§ **The problem**:
Leave out the images and repeat the listing below without a single change.

§ **Records for this exercise**:

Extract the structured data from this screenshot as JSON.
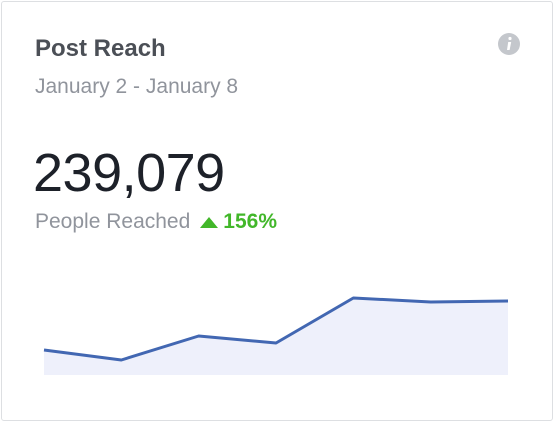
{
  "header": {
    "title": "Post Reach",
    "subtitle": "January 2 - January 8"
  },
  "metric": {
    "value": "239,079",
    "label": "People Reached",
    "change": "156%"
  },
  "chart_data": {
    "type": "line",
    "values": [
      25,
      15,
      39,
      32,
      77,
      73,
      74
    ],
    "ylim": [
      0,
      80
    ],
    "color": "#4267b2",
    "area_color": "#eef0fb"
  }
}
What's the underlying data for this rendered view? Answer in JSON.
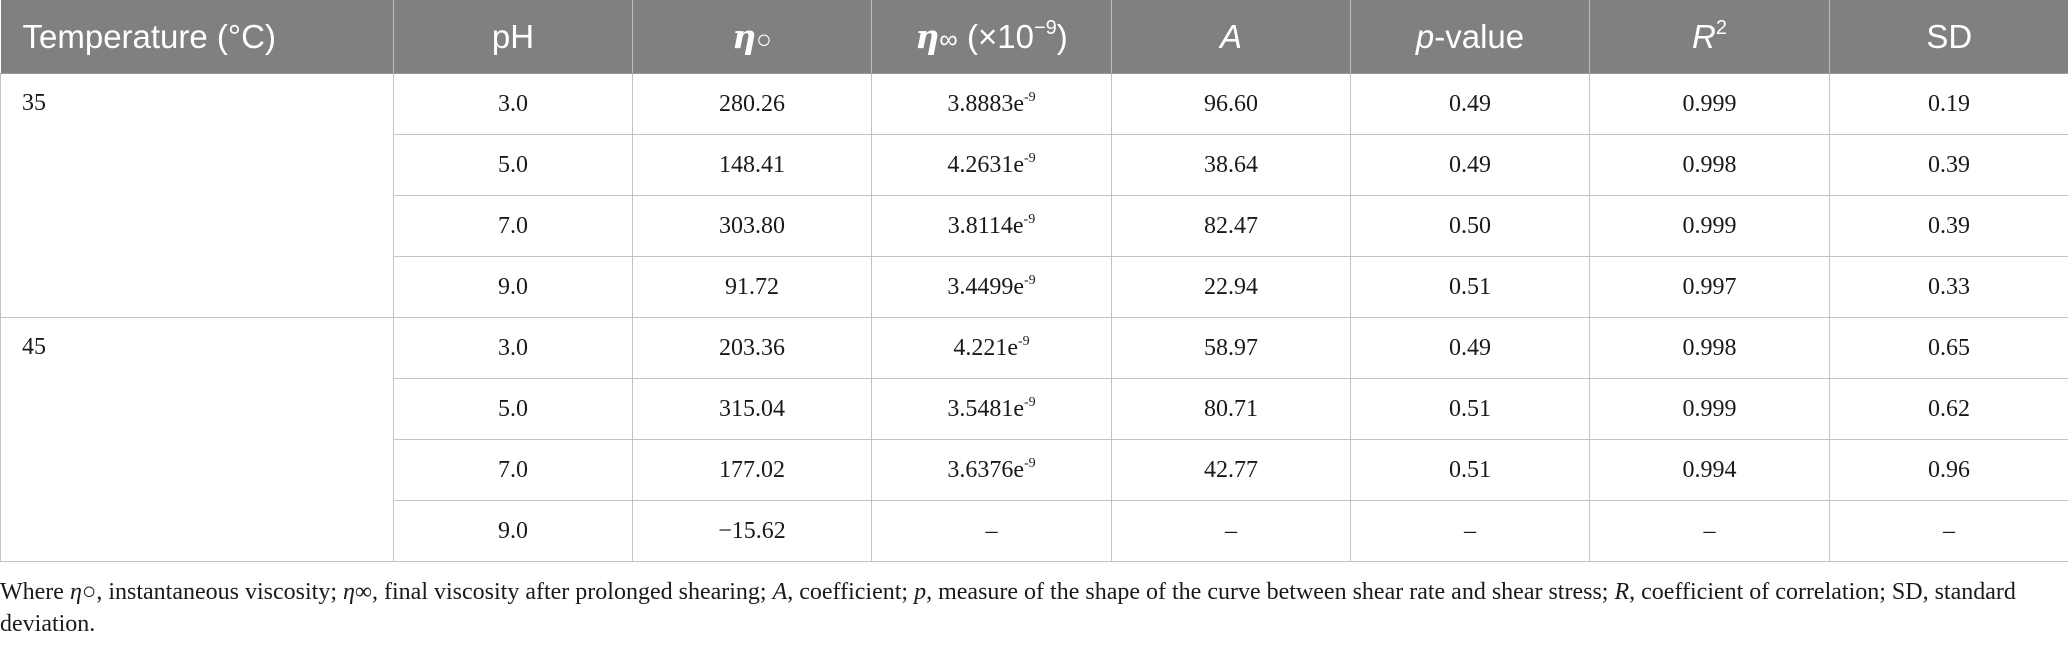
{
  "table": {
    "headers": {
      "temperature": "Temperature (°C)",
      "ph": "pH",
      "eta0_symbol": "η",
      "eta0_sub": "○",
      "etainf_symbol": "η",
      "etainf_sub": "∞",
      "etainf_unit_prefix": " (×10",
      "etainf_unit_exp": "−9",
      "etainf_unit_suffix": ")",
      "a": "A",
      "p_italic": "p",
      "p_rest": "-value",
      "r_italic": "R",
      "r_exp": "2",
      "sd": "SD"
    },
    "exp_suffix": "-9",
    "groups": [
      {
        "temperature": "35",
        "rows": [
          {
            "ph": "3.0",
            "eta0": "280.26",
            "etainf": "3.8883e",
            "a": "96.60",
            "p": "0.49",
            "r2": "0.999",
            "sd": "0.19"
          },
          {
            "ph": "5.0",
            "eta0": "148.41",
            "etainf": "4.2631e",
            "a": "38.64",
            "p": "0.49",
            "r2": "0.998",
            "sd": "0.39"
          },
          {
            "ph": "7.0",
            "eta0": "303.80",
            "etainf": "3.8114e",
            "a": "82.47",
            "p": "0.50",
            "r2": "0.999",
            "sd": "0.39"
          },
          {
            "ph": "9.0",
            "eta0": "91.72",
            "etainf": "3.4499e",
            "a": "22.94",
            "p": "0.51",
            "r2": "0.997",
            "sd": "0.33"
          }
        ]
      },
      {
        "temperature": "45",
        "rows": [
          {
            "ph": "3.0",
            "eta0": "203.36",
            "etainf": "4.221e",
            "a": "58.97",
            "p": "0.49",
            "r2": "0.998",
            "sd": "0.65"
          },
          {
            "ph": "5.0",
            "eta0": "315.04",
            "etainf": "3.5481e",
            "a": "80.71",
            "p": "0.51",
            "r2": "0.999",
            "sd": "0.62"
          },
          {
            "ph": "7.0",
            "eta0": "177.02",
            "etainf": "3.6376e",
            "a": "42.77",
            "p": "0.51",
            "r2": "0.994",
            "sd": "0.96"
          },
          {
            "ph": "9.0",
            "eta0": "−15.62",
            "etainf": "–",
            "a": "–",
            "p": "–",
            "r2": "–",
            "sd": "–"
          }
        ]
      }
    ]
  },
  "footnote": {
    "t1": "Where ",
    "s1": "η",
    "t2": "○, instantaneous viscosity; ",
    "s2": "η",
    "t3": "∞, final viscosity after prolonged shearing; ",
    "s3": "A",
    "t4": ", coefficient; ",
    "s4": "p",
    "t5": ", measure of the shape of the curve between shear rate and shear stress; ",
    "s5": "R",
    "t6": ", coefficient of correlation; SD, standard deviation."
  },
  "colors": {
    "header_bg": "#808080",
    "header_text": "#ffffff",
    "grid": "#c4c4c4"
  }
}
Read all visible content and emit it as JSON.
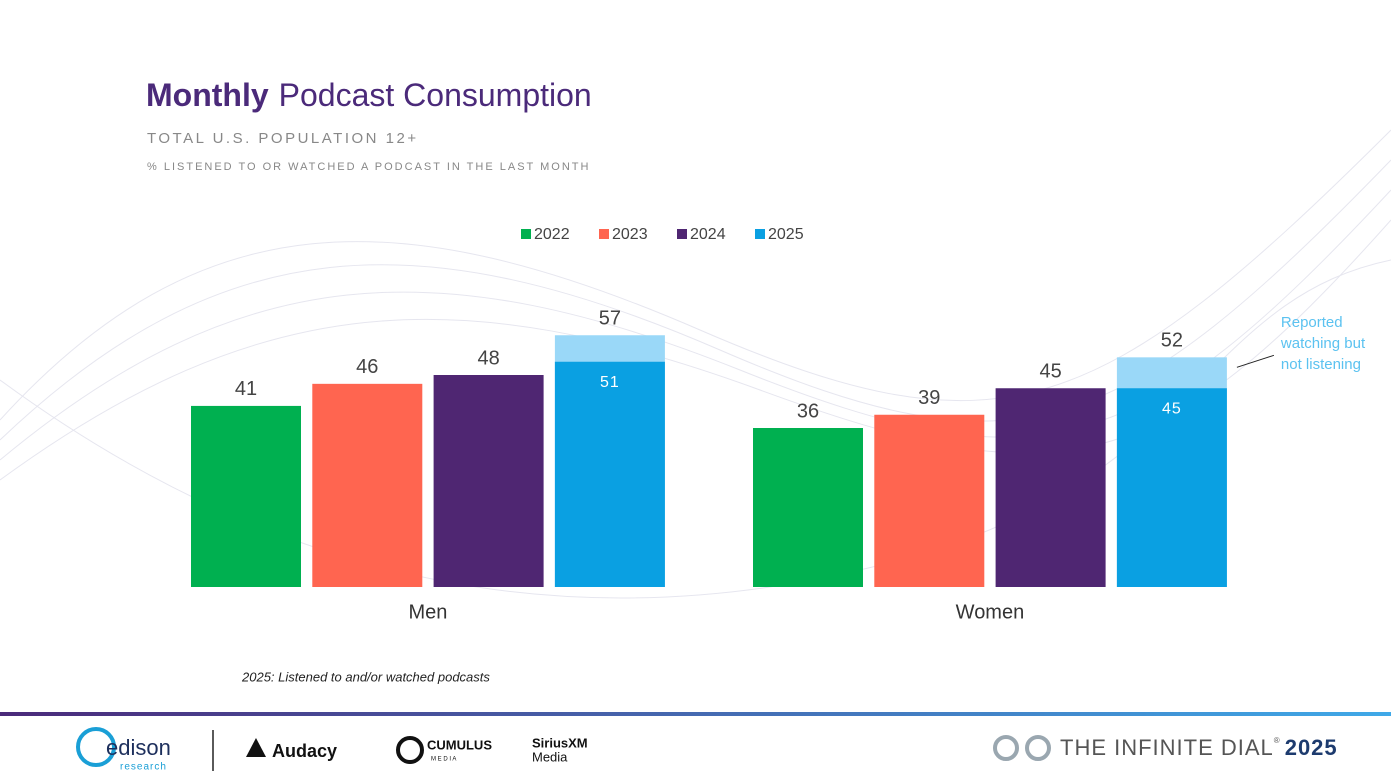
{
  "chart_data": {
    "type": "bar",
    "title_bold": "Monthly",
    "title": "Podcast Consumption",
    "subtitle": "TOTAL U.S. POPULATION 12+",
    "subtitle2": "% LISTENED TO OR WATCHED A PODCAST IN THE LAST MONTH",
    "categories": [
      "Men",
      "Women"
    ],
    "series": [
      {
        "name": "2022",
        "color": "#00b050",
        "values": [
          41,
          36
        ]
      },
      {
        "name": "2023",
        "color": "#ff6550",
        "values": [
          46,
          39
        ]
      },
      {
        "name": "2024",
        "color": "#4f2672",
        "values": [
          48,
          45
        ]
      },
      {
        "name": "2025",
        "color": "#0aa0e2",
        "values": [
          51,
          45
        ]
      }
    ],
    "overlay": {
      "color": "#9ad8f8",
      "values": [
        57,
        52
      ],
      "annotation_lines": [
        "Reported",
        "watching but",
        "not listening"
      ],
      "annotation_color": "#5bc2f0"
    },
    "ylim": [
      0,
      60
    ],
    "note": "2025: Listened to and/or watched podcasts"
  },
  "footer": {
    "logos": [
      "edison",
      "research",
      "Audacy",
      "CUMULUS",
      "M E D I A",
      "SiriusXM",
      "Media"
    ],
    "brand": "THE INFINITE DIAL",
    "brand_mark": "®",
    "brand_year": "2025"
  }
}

§ **The result**:
Extract the structured data from this screenshot as JSON.
{
  "header": {
    "title": "Post Reach",
    "subtitle": "January 2 - January 8"
  },
  "metric": {
    "value": "239,079",
    "label": "People Reached",
    "change": "156%"
  },
  "chart_data": {
    "type": "line",
    "values": [
      25,
      15,
      39,
      32,
      77,
      73,
      74
    ],
    "ylim": [
      0,
      80
    ],
    "color": "#4267b2",
    "area_color": "#eef0fb"
  }
}
What's the underlying data for this rendered view? Answer in JSON.
{
  "table": {
    "headers": {
      "temperature": "Temperature (°C)",
      "ph": "pH",
      "eta0_symbol": "η",
      "eta0_sub": "○",
      "etainf_symbol": "η",
      "etainf_sub": "∞",
      "etainf_unit_prefix": " (×10",
      "etainf_unit_exp": "−9",
      "etainf_unit_suffix": ")",
      "a": "A",
      "p_italic": "p",
      "p_rest": "-value",
      "r_italic": "R",
      "r_exp": "2",
      "sd": "SD"
    },
    "exp_suffix": "-9",
    "groups": [
      {
        "temperature": "35",
        "rows": [
          {
            "ph": "3.0",
            "eta0": "280.26",
            "etainf": "3.8883e",
            "a": "96.60",
            "p": "0.49",
            "r2": "0.999",
            "sd": "0.19"
          },
          {
            "ph": "5.0",
            "eta0": "148.41",
            "etainf": "4.2631e",
            "a": "38.64",
            "p": "0.49",
            "r2": "0.998",
            "sd": "0.39"
          },
          {
            "ph": "7.0",
            "eta0": "303.80",
            "etainf": "3.8114e",
            "a": "82.47",
            "p": "0.50",
            "r2": "0.999",
            "sd": "0.39"
          },
          {
            "ph": "9.0",
            "eta0": "91.72",
            "etainf": "3.4499e",
            "a": "22.94",
            "p": "0.51",
            "r2": "0.997",
            "sd": "0.33"
          }
        ]
      },
      {
        "temperature": "45",
        "rows": [
          {
            "ph": "3.0",
            "eta0": "203.36",
            "etainf": "4.221e",
            "a": "58.97",
            "p": "0.49",
            "r2": "0.998",
            "sd": "0.65"
          },
          {
            "ph": "5.0",
            "eta0": "315.04",
            "etainf": "3.5481e",
            "a": "80.71",
            "p": "0.51",
            "r2": "0.999",
            "sd": "0.62"
          },
          {
            "ph": "7.0",
            "eta0": "177.02",
            "etainf": "3.6376e",
            "a": "42.77",
            "p": "0.51",
            "r2": "0.994",
            "sd": "0.96"
          },
          {
            "ph": "9.0",
            "eta0": "−15.62",
            "etainf": "–",
            "a": "–",
            "p": "–",
            "r2": "–",
            "sd": "–"
          }
        ]
      }
    ]
  },
  "footnote": {
    "t1": "Where ",
    "s1": "η",
    "t2": "○, instantaneous viscosity; ",
    "s2": "η",
    "t3": "∞, final viscosity after prolonged shearing; ",
    "s3": "A",
    "t4": ", coefficient; ",
    "s4": "p",
    "t5": ", measure of the shape of the curve between shear rate and shear stress; ",
    "s5": "R",
    "t6": ", coefficient of correlation; SD, standard deviation."
  },
  "colors": {
    "header_bg": "#808080",
    "header_text": "#ffffff",
    "grid": "#c4c4c4"
  }
}
Read all visible content and emit it as JSON.
{
  "chart_data": {
    "type": "bar",
    "title_bold": "Monthly",
    "title": "Podcast Consumption",
    "subtitle": "TOTAL U.S. POPULATION 12+",
    "subtitle2": "% LISTENED TO OR WATCHED A PODCAST IN THE LAST MONTH",
    "categories": [
      "Men",
      "Women"
    ],
    "series": [
      {
        "name": "2022",
        "color": "#00b050",
        "values": [
          41,
          36
        ]
      },
      {
        "name": "2023",
        "color": "#ff6550",
        "values": [
          46,
          39
        ]
      },
      {
        "name": "2024",
        "color": "#4f2672",
        "values": [
          48,
          45
        ]
      },
      {
        "name": "2025",
        "color": "#0aa0e2",
        "values": [
          51,
          45
        ]
      }
    ],
    "overlay": {
      "color": "#9ad8f8",
      "values": [
        57,
        52
      ],
      "annotation_lines": [
        "Reported",
        "watching but",
        "not listening"
      ],
      "annotation_color": "#5bc2f0"
    },
    "ylim": [
      0,
      60
    ],
    "note": "2025: Listened to and/or watched podcasts"
  },
  "footer": {
    "logos": [
      "edison",
      "research",
      "Audacy",
      "CUMULUS",
      "M E D I A",
      "SiriusXM",
      "Media"
    ],
    "brand": "THE INFINITE DIAL",
    "brand_mark": "®",
    "brand_year": "2025"
  }
}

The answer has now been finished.